Stated exercise: From the entries below, count every line that contains the word "grid". Please give the number and nothing else.

Data entries:
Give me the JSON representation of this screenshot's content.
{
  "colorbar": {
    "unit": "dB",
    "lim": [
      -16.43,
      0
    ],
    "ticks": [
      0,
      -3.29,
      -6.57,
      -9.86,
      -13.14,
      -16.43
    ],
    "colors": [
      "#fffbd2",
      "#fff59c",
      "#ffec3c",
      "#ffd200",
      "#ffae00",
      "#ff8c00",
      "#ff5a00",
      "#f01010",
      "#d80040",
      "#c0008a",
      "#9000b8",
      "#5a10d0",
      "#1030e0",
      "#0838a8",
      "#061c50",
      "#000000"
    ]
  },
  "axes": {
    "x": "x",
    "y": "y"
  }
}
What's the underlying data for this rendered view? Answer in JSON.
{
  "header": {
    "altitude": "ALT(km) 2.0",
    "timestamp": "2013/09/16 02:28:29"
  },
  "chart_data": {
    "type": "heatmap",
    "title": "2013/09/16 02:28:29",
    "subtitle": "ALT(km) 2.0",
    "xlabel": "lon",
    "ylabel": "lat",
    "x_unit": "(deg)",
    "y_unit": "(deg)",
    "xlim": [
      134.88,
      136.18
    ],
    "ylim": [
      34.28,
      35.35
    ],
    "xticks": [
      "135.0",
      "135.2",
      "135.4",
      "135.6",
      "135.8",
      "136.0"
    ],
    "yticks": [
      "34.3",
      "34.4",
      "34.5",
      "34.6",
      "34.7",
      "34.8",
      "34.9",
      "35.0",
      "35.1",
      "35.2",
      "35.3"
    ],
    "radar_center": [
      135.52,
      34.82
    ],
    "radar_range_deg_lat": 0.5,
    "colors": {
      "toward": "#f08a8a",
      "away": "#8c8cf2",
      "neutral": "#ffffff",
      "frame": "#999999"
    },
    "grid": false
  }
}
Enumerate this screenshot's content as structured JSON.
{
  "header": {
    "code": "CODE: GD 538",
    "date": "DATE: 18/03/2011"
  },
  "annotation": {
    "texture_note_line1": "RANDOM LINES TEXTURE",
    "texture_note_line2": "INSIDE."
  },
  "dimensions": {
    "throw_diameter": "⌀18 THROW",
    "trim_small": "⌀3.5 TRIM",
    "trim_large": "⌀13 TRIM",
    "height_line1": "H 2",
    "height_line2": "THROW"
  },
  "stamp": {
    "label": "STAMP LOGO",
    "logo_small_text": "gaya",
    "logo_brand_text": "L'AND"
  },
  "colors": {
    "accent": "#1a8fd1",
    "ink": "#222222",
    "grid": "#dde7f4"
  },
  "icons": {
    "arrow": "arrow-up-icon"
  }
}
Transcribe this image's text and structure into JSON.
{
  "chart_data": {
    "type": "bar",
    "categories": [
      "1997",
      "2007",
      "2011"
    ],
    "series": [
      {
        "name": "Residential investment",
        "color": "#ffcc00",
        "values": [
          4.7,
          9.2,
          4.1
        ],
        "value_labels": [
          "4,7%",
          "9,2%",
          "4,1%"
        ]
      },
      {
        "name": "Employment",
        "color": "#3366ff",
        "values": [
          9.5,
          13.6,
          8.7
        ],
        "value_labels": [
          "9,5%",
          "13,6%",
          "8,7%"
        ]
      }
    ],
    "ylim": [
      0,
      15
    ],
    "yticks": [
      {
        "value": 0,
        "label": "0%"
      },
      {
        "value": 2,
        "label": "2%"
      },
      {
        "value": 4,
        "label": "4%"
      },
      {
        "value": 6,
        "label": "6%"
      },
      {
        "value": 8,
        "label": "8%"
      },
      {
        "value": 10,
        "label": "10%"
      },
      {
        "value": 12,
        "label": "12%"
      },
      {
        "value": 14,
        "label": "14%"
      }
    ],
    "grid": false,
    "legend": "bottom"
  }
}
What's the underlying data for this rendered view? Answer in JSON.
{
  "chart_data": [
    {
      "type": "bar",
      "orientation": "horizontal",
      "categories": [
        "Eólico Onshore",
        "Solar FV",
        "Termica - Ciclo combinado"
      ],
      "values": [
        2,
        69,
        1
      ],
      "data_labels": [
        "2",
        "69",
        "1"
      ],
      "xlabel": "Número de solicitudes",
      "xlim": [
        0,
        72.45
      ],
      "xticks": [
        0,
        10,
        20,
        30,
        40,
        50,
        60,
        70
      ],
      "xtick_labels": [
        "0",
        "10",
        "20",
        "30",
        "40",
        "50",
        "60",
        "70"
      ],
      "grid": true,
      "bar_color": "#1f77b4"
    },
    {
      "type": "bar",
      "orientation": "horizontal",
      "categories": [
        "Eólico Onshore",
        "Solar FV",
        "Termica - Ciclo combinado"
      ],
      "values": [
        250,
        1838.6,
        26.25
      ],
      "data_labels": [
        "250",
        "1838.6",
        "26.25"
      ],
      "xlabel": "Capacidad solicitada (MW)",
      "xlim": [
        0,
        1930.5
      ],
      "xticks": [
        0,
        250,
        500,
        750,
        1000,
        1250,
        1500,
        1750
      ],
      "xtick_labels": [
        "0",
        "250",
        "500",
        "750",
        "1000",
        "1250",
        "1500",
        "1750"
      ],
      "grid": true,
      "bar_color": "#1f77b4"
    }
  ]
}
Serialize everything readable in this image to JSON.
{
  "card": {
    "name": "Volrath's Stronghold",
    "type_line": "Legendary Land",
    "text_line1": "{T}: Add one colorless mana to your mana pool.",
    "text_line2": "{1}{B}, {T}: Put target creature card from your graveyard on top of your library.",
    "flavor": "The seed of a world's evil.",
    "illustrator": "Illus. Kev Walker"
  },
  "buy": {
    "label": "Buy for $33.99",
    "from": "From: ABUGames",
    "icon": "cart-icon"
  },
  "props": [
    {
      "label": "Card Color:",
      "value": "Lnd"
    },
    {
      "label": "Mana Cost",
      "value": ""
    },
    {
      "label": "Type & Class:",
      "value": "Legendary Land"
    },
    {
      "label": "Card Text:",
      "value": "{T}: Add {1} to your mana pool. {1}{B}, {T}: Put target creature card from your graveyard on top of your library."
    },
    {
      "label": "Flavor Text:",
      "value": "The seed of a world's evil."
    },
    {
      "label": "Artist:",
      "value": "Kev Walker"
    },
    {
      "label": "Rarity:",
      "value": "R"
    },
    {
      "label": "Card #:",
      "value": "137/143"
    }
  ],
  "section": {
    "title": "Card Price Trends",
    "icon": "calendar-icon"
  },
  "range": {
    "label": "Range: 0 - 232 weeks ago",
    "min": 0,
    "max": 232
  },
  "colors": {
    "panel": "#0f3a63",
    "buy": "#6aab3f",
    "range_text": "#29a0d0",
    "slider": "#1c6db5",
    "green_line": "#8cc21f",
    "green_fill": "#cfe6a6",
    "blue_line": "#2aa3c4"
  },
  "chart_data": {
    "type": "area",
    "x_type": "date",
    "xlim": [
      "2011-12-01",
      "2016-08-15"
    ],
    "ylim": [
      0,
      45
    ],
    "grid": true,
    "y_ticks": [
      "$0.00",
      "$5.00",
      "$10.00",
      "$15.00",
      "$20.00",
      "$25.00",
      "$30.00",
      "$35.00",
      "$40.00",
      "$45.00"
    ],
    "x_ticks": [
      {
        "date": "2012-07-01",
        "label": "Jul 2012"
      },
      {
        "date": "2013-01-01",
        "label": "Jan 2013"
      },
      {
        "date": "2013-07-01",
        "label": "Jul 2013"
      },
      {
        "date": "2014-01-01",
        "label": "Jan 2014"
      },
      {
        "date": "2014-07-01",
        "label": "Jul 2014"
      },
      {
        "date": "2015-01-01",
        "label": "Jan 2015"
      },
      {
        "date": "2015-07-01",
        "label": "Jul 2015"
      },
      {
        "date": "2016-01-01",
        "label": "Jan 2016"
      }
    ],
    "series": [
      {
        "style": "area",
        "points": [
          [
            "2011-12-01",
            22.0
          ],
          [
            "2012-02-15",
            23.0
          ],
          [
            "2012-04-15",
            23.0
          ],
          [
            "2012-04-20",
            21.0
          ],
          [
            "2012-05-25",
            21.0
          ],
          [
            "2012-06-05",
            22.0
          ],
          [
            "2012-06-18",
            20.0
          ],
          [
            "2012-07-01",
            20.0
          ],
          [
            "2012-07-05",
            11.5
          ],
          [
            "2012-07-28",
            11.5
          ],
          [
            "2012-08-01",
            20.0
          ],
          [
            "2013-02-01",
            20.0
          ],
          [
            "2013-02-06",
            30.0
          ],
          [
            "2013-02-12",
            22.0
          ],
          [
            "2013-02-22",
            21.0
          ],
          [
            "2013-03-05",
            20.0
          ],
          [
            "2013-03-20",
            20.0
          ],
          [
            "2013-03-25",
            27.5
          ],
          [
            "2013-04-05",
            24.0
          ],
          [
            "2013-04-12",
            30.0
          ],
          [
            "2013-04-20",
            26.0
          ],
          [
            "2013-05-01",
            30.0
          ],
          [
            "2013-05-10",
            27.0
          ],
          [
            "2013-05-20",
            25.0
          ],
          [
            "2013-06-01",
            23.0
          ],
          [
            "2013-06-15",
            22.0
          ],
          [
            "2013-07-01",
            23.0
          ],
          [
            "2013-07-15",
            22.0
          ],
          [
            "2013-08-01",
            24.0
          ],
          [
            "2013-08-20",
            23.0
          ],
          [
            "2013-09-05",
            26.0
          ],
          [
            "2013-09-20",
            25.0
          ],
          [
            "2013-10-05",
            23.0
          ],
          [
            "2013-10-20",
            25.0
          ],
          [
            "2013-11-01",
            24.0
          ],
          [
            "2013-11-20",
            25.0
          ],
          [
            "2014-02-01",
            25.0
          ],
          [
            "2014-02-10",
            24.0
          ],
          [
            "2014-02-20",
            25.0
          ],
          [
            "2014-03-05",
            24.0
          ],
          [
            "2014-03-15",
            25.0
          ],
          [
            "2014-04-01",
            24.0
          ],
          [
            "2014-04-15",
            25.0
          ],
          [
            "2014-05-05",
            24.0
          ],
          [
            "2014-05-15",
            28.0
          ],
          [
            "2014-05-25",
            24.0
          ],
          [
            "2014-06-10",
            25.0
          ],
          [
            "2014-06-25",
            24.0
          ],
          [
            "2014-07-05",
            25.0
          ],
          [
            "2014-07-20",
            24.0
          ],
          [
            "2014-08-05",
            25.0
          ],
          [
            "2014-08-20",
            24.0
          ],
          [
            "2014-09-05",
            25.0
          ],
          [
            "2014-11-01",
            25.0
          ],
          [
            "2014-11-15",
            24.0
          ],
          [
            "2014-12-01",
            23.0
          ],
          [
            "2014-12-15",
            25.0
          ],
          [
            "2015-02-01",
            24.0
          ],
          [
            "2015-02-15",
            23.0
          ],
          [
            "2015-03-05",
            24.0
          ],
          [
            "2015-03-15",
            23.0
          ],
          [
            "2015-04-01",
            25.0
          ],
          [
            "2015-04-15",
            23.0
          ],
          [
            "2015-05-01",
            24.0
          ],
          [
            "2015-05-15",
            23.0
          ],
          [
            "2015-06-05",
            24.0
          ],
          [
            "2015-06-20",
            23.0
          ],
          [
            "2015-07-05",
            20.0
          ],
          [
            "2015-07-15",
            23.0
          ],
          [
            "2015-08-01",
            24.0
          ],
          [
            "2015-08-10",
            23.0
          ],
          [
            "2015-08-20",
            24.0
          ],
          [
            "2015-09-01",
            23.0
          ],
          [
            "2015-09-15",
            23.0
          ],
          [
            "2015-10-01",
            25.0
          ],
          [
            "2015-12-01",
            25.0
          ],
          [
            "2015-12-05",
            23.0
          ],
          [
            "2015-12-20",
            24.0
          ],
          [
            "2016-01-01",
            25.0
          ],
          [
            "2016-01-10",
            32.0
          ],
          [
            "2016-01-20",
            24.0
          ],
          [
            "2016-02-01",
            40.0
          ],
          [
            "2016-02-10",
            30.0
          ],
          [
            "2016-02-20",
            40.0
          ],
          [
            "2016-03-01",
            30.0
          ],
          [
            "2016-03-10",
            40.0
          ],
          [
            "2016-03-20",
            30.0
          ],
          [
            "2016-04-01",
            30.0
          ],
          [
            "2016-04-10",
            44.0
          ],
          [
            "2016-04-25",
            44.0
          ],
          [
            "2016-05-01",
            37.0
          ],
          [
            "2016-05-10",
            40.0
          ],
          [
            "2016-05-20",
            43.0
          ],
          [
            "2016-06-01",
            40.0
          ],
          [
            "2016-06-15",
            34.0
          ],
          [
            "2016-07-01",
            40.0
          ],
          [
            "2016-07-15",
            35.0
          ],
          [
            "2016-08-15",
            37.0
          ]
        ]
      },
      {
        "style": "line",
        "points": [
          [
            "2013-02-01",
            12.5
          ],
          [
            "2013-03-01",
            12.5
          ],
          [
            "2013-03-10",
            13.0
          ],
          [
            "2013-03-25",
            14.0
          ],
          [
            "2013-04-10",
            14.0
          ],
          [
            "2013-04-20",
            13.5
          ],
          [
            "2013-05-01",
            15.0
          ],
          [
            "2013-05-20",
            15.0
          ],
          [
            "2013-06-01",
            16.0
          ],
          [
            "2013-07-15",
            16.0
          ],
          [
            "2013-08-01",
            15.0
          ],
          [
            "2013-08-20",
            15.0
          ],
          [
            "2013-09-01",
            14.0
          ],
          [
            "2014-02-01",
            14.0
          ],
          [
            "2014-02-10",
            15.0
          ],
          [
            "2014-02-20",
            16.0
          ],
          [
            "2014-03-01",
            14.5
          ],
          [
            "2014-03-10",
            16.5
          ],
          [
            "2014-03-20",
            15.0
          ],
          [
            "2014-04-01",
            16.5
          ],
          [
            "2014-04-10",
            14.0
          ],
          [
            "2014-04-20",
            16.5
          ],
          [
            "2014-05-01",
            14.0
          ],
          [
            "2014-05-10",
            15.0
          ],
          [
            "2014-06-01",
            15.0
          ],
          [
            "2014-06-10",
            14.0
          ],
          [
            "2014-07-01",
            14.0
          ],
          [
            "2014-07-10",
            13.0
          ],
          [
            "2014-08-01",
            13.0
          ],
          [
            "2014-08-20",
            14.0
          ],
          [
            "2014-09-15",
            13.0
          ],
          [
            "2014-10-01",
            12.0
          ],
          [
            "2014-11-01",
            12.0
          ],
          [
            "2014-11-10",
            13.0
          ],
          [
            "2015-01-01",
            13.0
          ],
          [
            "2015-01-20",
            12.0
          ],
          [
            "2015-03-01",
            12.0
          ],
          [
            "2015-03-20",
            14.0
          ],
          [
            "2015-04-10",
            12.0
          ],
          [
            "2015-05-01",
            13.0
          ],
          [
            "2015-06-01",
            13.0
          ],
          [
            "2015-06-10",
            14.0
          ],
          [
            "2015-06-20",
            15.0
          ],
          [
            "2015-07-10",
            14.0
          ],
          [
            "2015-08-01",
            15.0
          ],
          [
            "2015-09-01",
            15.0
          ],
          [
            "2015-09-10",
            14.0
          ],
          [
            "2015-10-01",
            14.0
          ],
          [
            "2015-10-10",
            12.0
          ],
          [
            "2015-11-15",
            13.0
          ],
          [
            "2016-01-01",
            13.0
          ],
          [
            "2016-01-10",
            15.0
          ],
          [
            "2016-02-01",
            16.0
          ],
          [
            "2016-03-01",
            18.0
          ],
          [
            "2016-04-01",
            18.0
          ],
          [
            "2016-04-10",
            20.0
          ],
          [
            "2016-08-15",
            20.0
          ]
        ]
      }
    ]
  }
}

Correct result: 6